### What to work on
Reproduce the full listing below unchanged, apart from the pictures.

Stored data
----

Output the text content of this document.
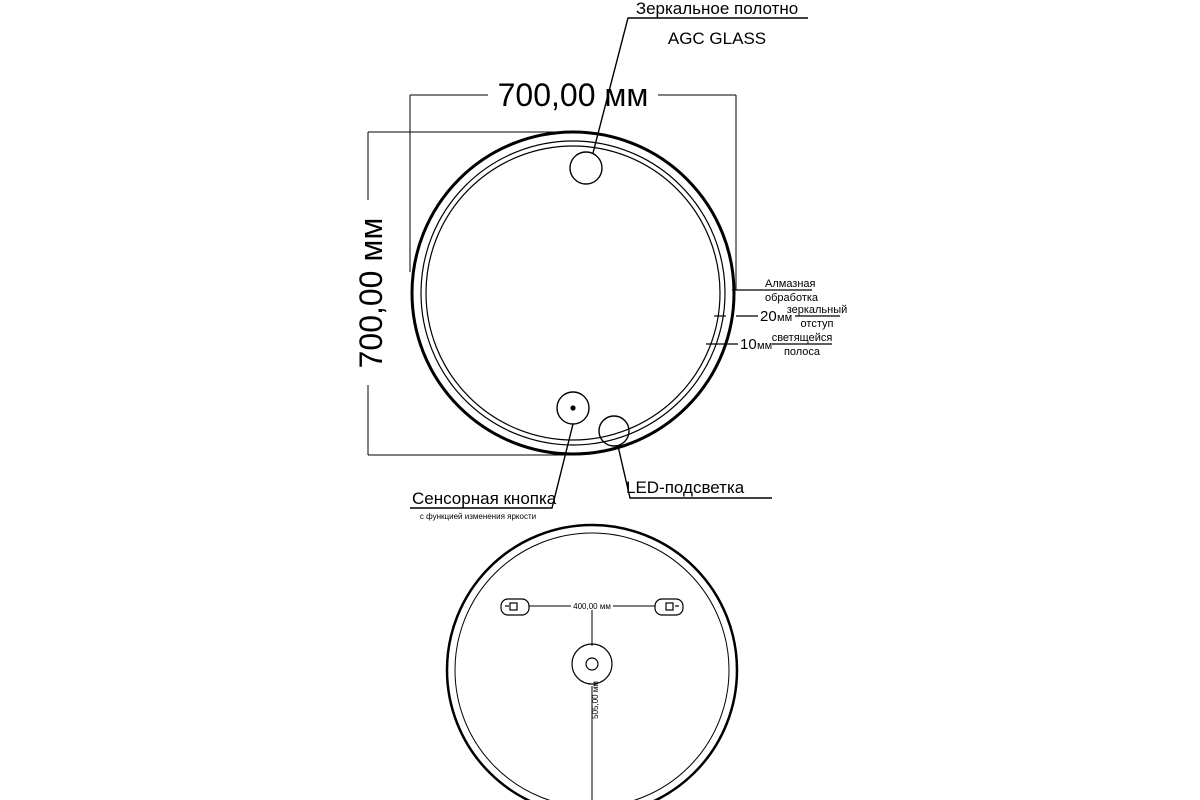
700,00 мм
700,00 мм
Зеркальное полотно
AGC GLASS
LED-подсветка
Сенсорная кнопка
с функцией изменения яркости
Алмазная
обработка
20 мм
зеркальный
отступ
10 мм
светящейся
полоса
400,00 мм
505,00 мм
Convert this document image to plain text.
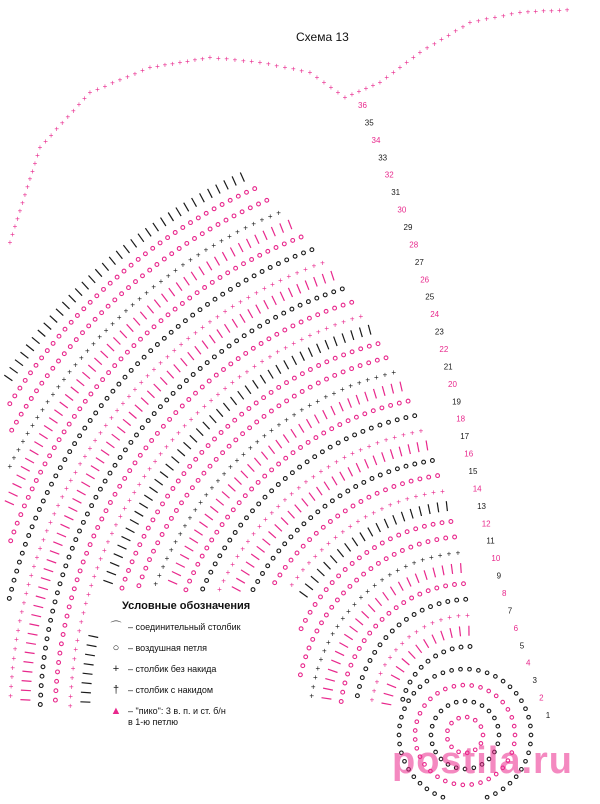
+
+
+
+
+
+
+
+
+
+
+
+
+
+
+
+
+
+
+
+
+
+
+
+
+
+
+
+
+
+
+
+
+
+
+
+
+
+
+
+
+
+
+
+
+
+
+
+
+
+
+
+
+
+
+
+
+
+
+
+
+
+
+
+
+
+
+
+
+
+
+
+
+
+
+
+
+
+
+
+
+
+
+
+
+
+
+
+
+
+
+
+
+
+
+
+
+
+
+
+
+
+
+
+
+
+
+
+
+
+
+
+
+
+
+
+
+
+
+
+
+
+
+
+
+
+
+
+
+
+
+
+
+
+
+
+
+
+
+
+
+
+
+
+
+
+
+
+
+
+
+
+
+
+
+
+
+
+
+
+
+
+
+
+
+
+
+
+
+
+
+
+
+
+
+
+
+
+
+
+
+
+
+
+
+
+
+
+
+
+
+
+
+
+
+
+
+
+
+
+
+
+
+
+
+
+
+
+
+
+
+
+
+
+
+
+
+
+
+
+
+
+
+
+
+
+
+
+
+
+
+
+
+
+
+
+
+
+
+
+
+
+
+
+
+
+
+
+
+
+
+
+
+
+
+
+
+
+
+
+
+
+
+
+
+
+
+
+
+
+
+
+
+
+
+
+
+
+
+
+
+
+
+
+
+
+
+
+
+
+
+
+
+
+
+
+
+
+
+
+
+
+
+
+
+
+
+
+
+
+
+
+ + + + + + + + + + + + + + + + + + + + + + + + + + + + +
+
+
+
+
+ + + + + +
+
+
+
+
+
+ + + + + + + + + + + + + + + + + + + +
36
35
34
33
32
31
30
29
28
27
26
25
24
23
22
21
20
19
18
17
16
15
14
13
12
11
10
9
8
7
6
5
4
3
2
1
Схема 13
Условные обозначения
⌒ – соединительный столбик
○ – воздушная петля
+ – столбик без накида
† – столбик с накидом
▲ – "пико": 3 в. п. и ст. б/н
в 1-ю петлю
postila.ru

----

### Full output
Output the text content of this document.
700,00 мм
700,00 мм
Зеркальное полотно
AGC GLASS
LED-подсветка
Сенсорная кнопка
с функцией изменения яркости
Алмазная
обработка
20 мм
зеркальный
отступ
10 мм
светящейся
полоса
400,00 мм
505,00 мм
Convert this document image to plain text.
+
+
+
+
+
+
+
+
+
+
+
+
+
+
+
+
+
+
+
+
+
+
+
+
+
+
+
+
+
+
+
+
+
+
+
+
+
+
+
+
+
+
+
+
+
+
+
+
+
+
+
+
+
+
+
+
+
+
+
+
+
+
+
+
+
+
+
+
+
+
+
+
+
+
+
+
+
+
+
+
+
+
+
+
+
+
+
+
+
+
+
+
+
+
+
+
+
+
+
+
+
+
+
+
+
+
+
+
+
+
+
+
+
+
+
+
+
+
+
+
+
+
+
+
+
+
+
+
+
+
+
+
+
+
+
+
+
+
+
+
+
+
+
+
+
+
+
+
+
+
+
+
+
+
+
+
+
+
+
+
+
+
+
+
+
+
+
+
+
+
+
+
+
+
+
+
+
+
+
+
+
+
+
+
+
+
+
+
+
+
+
+
+
+
+
+
+
+
+
+
+
+
+
+
+
+
+
+
+
+
+
+
+
+
+
+
+
+
+
+
+
+
+
+
+
+
+
+
+
+
+
+
+
+
+
+
+
+
+
+
+
+
+
+
+
+
+
+
+
+
+
+
+
+
+
+
+
+
+
+
+
+
+
+
+
+
+
+
+
+
+
+
+
+
+
+
+
+
+
+
+
+
+
+
+
+
+
+
+
+
+
+
+
+
+
+
+
+
+
+
+
+
+
+
+
+
+
+
+
+
+
+ + + + + + + + + + + + + + + + + + + + + + + + + + + + +
+
+
+
+
+ + + + + +
+
+
+
+
+
+ + + + + + + + + + + + + + + + + + + +
36
35
34
33
32
31
30
29
28
27
26
25
24
23
22
21
20
19
18
17
16
15
14
13
12
11
10
9
8
7
6
5
4
3
2
1
Схема 13
Условные обозначения
⌒ – соединительный столбик
○ – воздушная петля
+ – столбик без накида
† – столбик с накидом
▲ – "пико": 3 в. п. и ст. б/н
в 1-ю петлю
postila.ru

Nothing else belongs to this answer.